Exercise >>
Write out all the data again, exactly as it stands.
───── Record excerpts
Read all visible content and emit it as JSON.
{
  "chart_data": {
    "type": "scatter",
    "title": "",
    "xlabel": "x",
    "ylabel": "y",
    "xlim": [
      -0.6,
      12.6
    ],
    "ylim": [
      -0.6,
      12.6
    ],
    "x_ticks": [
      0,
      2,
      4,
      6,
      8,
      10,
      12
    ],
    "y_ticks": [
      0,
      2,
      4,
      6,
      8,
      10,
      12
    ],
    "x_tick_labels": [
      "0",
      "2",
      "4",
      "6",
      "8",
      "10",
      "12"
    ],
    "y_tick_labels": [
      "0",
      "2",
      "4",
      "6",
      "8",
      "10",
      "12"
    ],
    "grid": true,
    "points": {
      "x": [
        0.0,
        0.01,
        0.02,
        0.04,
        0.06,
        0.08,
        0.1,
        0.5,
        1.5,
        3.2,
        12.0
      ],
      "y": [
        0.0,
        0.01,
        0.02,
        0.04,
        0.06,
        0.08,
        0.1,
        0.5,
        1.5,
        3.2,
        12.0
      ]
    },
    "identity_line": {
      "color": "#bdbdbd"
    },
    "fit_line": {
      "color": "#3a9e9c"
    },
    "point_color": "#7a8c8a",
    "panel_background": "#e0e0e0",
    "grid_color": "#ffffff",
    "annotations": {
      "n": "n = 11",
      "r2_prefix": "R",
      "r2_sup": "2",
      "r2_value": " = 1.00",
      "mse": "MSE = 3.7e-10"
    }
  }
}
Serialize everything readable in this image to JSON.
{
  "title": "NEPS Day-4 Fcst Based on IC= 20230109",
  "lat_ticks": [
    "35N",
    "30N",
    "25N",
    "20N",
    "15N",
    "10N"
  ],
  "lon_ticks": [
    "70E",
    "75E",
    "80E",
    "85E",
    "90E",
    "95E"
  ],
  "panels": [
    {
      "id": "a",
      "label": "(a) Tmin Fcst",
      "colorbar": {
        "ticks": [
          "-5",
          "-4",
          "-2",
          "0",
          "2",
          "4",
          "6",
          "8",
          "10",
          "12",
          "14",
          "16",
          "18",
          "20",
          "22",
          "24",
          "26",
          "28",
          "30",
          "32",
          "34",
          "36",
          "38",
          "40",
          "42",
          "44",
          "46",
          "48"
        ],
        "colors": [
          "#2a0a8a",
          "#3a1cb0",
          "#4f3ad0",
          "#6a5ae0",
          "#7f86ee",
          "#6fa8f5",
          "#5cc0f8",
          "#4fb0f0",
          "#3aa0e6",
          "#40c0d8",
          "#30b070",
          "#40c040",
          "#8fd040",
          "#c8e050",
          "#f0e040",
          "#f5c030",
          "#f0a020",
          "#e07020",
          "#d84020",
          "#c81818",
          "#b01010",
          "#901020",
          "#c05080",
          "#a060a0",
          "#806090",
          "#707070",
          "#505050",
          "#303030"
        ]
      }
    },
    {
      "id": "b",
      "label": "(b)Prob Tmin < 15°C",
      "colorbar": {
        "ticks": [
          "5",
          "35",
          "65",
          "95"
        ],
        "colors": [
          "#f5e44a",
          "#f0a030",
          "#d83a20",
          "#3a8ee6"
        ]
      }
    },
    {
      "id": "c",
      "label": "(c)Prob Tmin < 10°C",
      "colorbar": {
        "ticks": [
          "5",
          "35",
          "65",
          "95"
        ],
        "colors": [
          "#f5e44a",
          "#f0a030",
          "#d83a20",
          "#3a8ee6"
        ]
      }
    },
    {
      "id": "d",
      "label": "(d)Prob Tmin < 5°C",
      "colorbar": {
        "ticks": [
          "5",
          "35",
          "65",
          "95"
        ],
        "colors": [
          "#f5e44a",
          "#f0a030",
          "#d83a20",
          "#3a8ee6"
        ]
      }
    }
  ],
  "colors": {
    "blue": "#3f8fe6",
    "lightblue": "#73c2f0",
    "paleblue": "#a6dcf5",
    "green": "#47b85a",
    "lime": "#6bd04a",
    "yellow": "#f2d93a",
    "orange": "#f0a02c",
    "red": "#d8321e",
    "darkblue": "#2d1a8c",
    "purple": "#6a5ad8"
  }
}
──────────
Answer for this exercise >>
Read all visible content and emit it as JSON.
{
  "chart_data": {
    "type": "scatter",
    "title": "",
    "xlabel": "x",
    "ylabel": "y",
    "xlim": [
      -0.6,
      12.6
    ],
    "ylim": [
      -0.6,
      12.6
    ],
    "x_ticks": [
      0,
      2,
      4,
      6,
      8,
      10,
      12
    ],
    "y_ticks": [
      0,
      2,
      4,
      6,
      8,
      10,
      12
    ],
    "x_tick_labels": [
      "0",
      "2",
      "4",
      "6",
      "8",
      "10",
      "12"
    ],
    "y_tick_labels": [
      "0",
      "2",
      "4",
      "6",
      "8",
      "10",
      "12"
    ],
    "grid": true,
    "points": {
      "x": [
        0.0,
        0.01,
        0.02,
        0.04,
        0.06,
        0.08,
        0.1,
        0.5,
        1.5,
        3.2,
        12.0
      ],
      "y": [
        0.0,
        0.01,
        0.02,
        0.04,
        0.06,
        0.08,
        0.1,
        0.5,
        1.5,
        3.2,
        12.0
      ]
    },
    "identity_line": {
      "color": "#bdbdbd"
    },
    "fit_line": {
      "color": "#3a9e9c"
    },
    "point_color": "#7a8c8a",
    "panel_background": "#e0e0e0",
    "grid_color": "#ffffff",
    "annotations": {
      "n": "n = 11",
      "r2_prefix": "R",
      "r2_sup": "2",
      "r2_value": " = 1.00",
      "mse": "MSE = 3.7e-10"
    }
  }
}
Serialize everything readable in this image to JSON.
{
  "title": "NEPS Day-4 Fcst Based on IC= 20230109",
  "lat_ticks": [
    "35N",
    "30N",
    "25N",
    "20N",
    "15N",
    "10N"
  ],
  "lon_ticks": [
    "70E",
    "75E",
    "80E",
    "85E",
    "90E",
    "95E"
  ],
  "panels": [
    {
      "id": "a",
      "label": "(a) Tmin Fcst",
      "colorbar": {
        "ticks": [
          "-5",
          "-4",
          "-2",
          "0",
          "2",
          "4",
          "6",
          "8",
          "10",
          "12",
          "14",
          "16",
          "18",
          "20",
          "22",
          "24",
          "26",
          "28",
          "30",
          "32",
          "34",
          "36",
          "38",
          "40",
          "42",
          "44",
          "46",
          "48"
        ],
        "colors": [
          "#2a0a8a",
          "#3a1cb0",
          "#4f3ad0",
          "#6a5ae0",
          "#7f86ee",
          "#6fa8f5",
          "#5cc0f8",
          "#4fb0f0",
          "#3aa0e6",
          "#40c0d8",
          "#30b070",
          "#40c040",
          "#8fd040",
          "#c8e050",
          "#f0e040",
          "#f5c030",
          "#f0a020",
          "#e07020",
          "#d84020",
          "#c81818",
          "#b01010",
          "#901020",
          "#c05080",
          "#a060a0",
          "#806090",
          "#707070",
          "#505050",
          "#303030"
        ]
      }
    },
    {
      "id": "b",
      "label": "(b)Prob Tmin < 15°C",
      "colorbar": {
        "ticks": [
          "5",
          "35",
          "65",
          "95"
        ],
        "colors": [
          "#f5e44a",
          "#f0a030",
          "#d83a20",
          "#3a8ee6"
        ]
      }
    },
    {
      "id": "c",
      "label": "(c)Prob Tmin < 10°C",
      "colorbar": {
        "ticks": [
          "5",
          "35",
          "65",
          "95"
        ],
        "colors": [
          "#f5e44a",
          "#f0a030",
          "#d83a20",
          "#3a8ee6"
        ]
      }
    },
    {
      "id": "d",
      "label": "(d)Prob Tmin < 5°C",
      "colorbar": {
        "ticks": [
          "5",
          "35",
          "65",
          "95"
        ],
        "colors": [
          "#f5e44a",
          "#f0a030",
          "#d83a20",
          "#3a8ee6"
        ]
      }
    }
  ],
  "colors": {
    "blue": "#3f8fe6",
    "lightblue": "#73c2f0",
    "paleblue": "#a6dcf5",
    "green": "#47b85a",
    "lime": "#6bd04a",
    "yellow": "#f2d93a",
    "orange": "#f0a02c",
    "red": "#d8321e",
    "darkblue": "#2d1a8c",
    "purple": "#6a5ad8"
  }
}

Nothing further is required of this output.